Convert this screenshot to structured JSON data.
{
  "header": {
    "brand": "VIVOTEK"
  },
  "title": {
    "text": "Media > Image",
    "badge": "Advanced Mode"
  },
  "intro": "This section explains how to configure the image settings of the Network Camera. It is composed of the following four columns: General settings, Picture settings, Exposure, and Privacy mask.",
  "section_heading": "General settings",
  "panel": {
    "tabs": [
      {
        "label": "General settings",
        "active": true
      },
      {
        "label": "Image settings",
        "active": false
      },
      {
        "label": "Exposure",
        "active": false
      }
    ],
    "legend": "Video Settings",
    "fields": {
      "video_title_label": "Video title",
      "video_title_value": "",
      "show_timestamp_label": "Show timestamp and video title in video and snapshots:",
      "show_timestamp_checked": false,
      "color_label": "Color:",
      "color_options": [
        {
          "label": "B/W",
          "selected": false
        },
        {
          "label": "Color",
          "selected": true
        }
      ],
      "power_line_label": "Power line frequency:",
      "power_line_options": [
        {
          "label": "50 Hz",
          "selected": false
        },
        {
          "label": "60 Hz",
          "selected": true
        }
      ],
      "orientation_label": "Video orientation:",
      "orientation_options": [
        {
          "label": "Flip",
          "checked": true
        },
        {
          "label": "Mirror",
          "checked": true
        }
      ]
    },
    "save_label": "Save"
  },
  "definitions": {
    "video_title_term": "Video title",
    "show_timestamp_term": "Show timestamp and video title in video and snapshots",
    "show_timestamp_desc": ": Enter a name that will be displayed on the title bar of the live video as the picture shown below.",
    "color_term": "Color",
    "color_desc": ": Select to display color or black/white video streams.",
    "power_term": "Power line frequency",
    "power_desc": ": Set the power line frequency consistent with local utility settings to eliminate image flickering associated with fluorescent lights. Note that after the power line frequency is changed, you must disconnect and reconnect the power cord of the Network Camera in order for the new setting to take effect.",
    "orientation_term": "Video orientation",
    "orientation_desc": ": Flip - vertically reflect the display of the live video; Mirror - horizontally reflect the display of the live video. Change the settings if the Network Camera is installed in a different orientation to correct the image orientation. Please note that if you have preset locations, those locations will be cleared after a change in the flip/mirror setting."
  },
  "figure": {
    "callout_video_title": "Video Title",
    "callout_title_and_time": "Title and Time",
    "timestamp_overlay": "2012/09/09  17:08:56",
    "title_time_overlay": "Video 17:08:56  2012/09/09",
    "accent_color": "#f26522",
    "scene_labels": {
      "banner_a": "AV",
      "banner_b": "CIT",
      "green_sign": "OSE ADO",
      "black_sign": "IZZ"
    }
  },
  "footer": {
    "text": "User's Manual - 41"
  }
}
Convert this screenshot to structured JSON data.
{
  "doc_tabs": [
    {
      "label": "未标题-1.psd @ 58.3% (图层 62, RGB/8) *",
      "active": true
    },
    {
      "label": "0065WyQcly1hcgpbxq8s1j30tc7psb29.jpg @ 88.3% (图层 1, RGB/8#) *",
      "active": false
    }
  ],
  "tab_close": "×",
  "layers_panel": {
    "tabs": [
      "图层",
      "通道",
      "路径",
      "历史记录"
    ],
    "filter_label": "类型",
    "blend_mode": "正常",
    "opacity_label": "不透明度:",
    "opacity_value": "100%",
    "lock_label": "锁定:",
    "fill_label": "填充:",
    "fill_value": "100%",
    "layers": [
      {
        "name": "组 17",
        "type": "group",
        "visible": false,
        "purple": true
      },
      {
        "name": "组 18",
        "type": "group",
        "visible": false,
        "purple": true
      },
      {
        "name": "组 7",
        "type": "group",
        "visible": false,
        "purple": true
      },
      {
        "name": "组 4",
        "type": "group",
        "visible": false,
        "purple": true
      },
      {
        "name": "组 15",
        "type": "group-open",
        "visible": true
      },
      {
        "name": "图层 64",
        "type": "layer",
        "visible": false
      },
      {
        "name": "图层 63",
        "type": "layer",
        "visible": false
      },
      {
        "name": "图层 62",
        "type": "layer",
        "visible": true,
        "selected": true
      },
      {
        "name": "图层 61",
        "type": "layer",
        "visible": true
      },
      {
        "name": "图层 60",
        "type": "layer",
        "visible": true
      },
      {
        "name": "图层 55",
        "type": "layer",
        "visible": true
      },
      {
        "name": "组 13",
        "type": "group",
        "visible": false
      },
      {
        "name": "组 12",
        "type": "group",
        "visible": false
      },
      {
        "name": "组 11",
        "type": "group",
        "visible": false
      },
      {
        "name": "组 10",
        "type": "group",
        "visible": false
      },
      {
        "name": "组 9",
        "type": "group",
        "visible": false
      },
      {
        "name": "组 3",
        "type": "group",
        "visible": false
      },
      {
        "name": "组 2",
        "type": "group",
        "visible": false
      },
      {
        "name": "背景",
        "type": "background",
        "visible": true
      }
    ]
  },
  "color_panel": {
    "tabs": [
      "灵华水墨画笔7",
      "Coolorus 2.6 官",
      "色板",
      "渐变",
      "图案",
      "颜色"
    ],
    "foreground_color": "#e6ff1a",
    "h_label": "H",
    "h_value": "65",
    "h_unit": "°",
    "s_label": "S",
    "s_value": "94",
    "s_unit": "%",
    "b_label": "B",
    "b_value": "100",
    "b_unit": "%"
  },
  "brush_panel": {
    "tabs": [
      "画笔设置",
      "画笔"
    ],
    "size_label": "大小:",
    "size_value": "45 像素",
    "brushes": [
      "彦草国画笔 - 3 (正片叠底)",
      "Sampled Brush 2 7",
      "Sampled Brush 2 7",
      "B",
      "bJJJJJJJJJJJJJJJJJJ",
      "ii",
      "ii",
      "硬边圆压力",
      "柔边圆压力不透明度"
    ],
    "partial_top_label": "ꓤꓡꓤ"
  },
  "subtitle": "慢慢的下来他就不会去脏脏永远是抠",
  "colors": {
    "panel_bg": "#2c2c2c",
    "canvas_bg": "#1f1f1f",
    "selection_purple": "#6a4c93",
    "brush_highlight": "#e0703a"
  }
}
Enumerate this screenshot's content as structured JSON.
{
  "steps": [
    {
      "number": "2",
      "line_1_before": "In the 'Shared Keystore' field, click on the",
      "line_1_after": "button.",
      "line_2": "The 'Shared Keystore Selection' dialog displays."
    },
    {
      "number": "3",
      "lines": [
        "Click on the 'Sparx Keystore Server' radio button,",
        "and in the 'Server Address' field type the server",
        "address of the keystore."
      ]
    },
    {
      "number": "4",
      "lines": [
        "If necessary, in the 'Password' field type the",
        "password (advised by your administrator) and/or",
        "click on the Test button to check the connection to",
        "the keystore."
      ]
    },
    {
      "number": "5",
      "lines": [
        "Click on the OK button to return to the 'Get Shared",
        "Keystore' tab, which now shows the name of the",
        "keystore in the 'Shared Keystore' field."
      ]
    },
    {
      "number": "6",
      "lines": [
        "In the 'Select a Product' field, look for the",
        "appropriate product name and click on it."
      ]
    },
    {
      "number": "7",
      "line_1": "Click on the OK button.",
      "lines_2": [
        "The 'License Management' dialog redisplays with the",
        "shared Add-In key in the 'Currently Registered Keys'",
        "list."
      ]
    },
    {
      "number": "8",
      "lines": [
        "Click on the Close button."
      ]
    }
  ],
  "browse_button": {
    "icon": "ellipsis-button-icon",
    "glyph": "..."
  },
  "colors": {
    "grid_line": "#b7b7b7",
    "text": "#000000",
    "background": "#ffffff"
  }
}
════════════════════
**THE TASK**
Copy each line of the data exactly, leaving nothing out.

**SOLUTION TO THE PROBLEM**
Convert this screenshot to structured JSON data.
{
  "header": {
    "brand": "VIVOTEK"
  },
  "title": {
    "text": "Media > Image",
    "badge": "Advanced Mode"
  },
  "intro": "This section explains how to configure the image settings of the Network Camera. It is composed of the following four columns: General settings, Picture settings, Exposure, and Privacy mask.",
  "section_heading": "General settings",
  "panel": {
    "tabs": [
      {
        "label": "General settings",
        "active": true
      },
      {
        "label": "Image settings",
        "active": false
      },
      {
        "label": "Exposure",
        "active": false
      }
    ],
    "legend": "Video Settings",
    "fields": {
      "video_title_label": "Video title",
      "video_title_value": "",
      "show_timestamp_label": "Show timestamp and video title in video and snapshots:",
      "show_timestamp_checked": false,
      "color_label": "Color:",
      "color_options": [
        {
          "label": "B/W",
          "selected": false
        },
        {
          "label": "Color",
          "selected": true
        }
      ],
      "power_line_label": "Power line frequency:",
      "power_line_options": [
        {
          "label": "50 Hz",
          "selected": false
        },
        {
          "label": "60 Hz",
          "selected": true
        }
      ],
      "orientation_label": "Video orientation:",
      "orientation_options": [
        {
          "label": "Flip",
          "checked": true
        },
        {
          "label": "Mirror",
          "checked": true
        }
      ]
    },
    "save_label": "Save"
  },
  "definitions": {
    "video_title_term": "Video title",
    "show_timestamp_term": "Show timestamp and video title in video and snapshots",
    "show_timestamp_desc": ": Enter a name that will be displayed on the title bar of the live video as the picture shown below.",
    "color_term": "Color",
    "color_desc": ": Select to display color or black/white video streams.",
    "power_term": "Power line frequency",
    "power_desc": ": Set the power line frequency consistent with local utility settings to eliminate image flickering associated with fluorescent lights. Note that after the power line frequency is changed, you must disconnect and reconnect the power cord of the Network Camera in order for the new setting to take effect.",
    "orientation_term": "Video orientation",
    "orientation_desc": ": Flip - vertically reflect the display of the live video; Mirror - horizontally reflect the display of the live video. Change the settings if the Network Camera is installed in a different orientation to correct the image orientation. Please note that if you have preset locations, those locations will be cleared after a change in the flip/mirror setting."
  },
  "figure": {
    "callout_video_title": "Video Title",
    "callout_title_and_time": "Title and Time",
    "timestamp_overlay": "2012/09/09  17:08:56",
    "title_time_overlay": "Video 17:08:56  2012/09/09",
    "accent_color": "#f26522",
    "scene_labels": {
      "banner_a": "AV",
      "banner_b": "CIT",
      "green_sign": "OSE ADO",
      "black_sign": "IZZ"
    }
  },
  "footer": {
    "text": "User's Manual - 41"
  }
}
Convert this screenshot to structured JSON data.
{
  "doc_tabs": [
    {
      "label": "未标题-1.psd @ 58.3% (图层 62, RGB/8) *",
      "active": true
    },
    {
      "label": "0065WyQcly1hcgpbxq8s1j30tc7psb29.jpg @ 88.3% (图层 1, RGB/8#) *",
      "active": false
    }
  ],
  "tab_close": "×",
  "layers_panel": {
    "tabs": [
      "图层",
      "通道",
      "路径",
      "历史记录"
    ],
    "filter_label": "类型",
    "blend_mode": "正常",
    "opacity_label": "不透明度:",
    "opacity_value": "100%",
    "lock_label": "锁定:",
    "fill_label": "填充:",
    "fill_value": "100%",
    "layers": [
      {
        "name": "组 17",
        "type": "group",
        "visible": false,
        "purple": true
      },
      {
        "name": "组 18",
        "type": "group",
        "visible": false,
        "purple": true
      },
      {
        "name": "组 7",
        "type": "group",
        "visible": false,
        "purple": true
      },
      {
        "name": "组 4",
        "type": "group",
        "visible": false,
        "purple": true
      },
      {
        "name": "组 15",
        "type": "group-open",
        "visible": true
      },
      {
        "name": "图层 64",
        "type": "layer",
        "visible": false
      },
      {
        "name": "图层 63",
        "type": "layer",
        "visible": false
      },
      {
        "name": "图层 62",
        "type": "layer",
        "visible": true,
        "selected": true
      },
      {
        "name": "图层 61",
        "type": "layer",
        "visible": true
      },
      {
        "name": "图层 60",
        "type": "layer",
        "visible": true
      },
      {
        "name": "图层 55",
        "type": "layer",
        "visible": true
      },
      {
        "name": "组 13",
        "type": "group",
        "visible": false
      },
      {
        "name": "组 12",
        "type": "group",
        "visible": false
      },
      {
        "name": "组 11",
        "type": "group",
        "visible": false
      },
      {
        "name": "组 10",
        "type": "group",
        "visible": false
      },
      {
        "name": "组 9",
        "type": "group",
        "visible": false
      },
      {
        "name": "组 3",
        "type": "group",
        "visible": false
      },
      {
        "name": "组 2",
        "type": "group",
        "visible": false
      },
      {
        "name": "背景",
        "type": "background",
        "visible": true
      }
    ]
  },
  "color_panel": {
    "tabs": [
      "灵华水墨画笔7",
      "Coolorus 2.6 官",
      "色板",
      "渐变",
      "图案",
      "颜色"
    ],
    "foreground_color": "#e6ff1a",
    "h_label": "H",
    "h_value": "65",
    "h_unit": "°",
    "s_label": "S",
    "s_value": "94",
    "s_unit": "%",
    "b_label": "B",
    "b_value": "100",
    "b_unit": "%"
  },
  "brush_panel": {
    "tabs": [
      "画笔设置",
      "画笔"
    ],
    "size_label": "大小:",
    "size_value": "45 像素",
    "brushes": [
      "彦草国画笔 - 3 (正片叠底)",
      "Sampled Brush 2 7",
      "Sampled Brush 2 7",
      "B",
      "bJJJJJJJJJJJJJJJJJJ",
      "ii",
      "ii",
      "硬边圆压力",
      "柔边圆压力不透明度"
    ],
    "partial_top_label": "ꓤꓡꓤ"
  },
  "subtitle": "慢慢的下来他就不会去脏脏永远是抠",
  "colors": {
    "panel_bg": "#2c2c2c",
    "canvas_bg": "#1f1f1f",
    "selection_purple": "#6a4c93",
    "brush_highlight": "#e0703a"
  }
}
Enumerate this screenshot's content as structured JSON.
{
  "steps": [
    {
      "number": "2",
      "line_1_before": "In the 'Shared Keystore' field, click on the",
      "line_1_after": "button.",
      "line_2": "The 'Shared Keystore Selection' dialog displays."
    },
    {
      "number": "3",
      "lines": [
        "Click on the 'Sparx Keystore Server' radio button,",
        "and in the 'Server Address' field type the server",
        "address of the keystore."
      ]
    },
    {
      "number": "4",
      "lines": [
        "If necessary, in the 'Password' field type the",
        "password (advised by your administrator) and/or",
        "click on the Test button to check the connection to",
        "the keystore."
      ]
    },
    {
      "number": "5",
      "lines": [
        "Click on the OK button to return to the 'Get Shared",
        "Keystore' tab, which now shows the name of the",
        "keystore in the 'Shared Keystore' field."
      ]
    },
    {
      "number": "6",
      "lines": [
        "In the 'Select a Product' field, look for the",
        "appropriate product name and click on it."
      ]
    },
    {
      "number": "7",
      "line_1": "Click on the OK button.",
      "lines_2": [
        "The 'License Management' dialog redisplays with the",
        "shared Add-In key in the 'Currently Registered Keys'",
        "list."
      ]
    },
    {
      "number": "8",
      "lines": [
        "Click on the Close button."
      ]
    }
  ],
  "browse_button": {
    "icon": "ellipsis-button-icon",
    "glyph": "..."
  },
  "colors": {
    "grid_line": "#b7b7b7",
    "text": "#000000",
    "background": "#ffffff"
  }
}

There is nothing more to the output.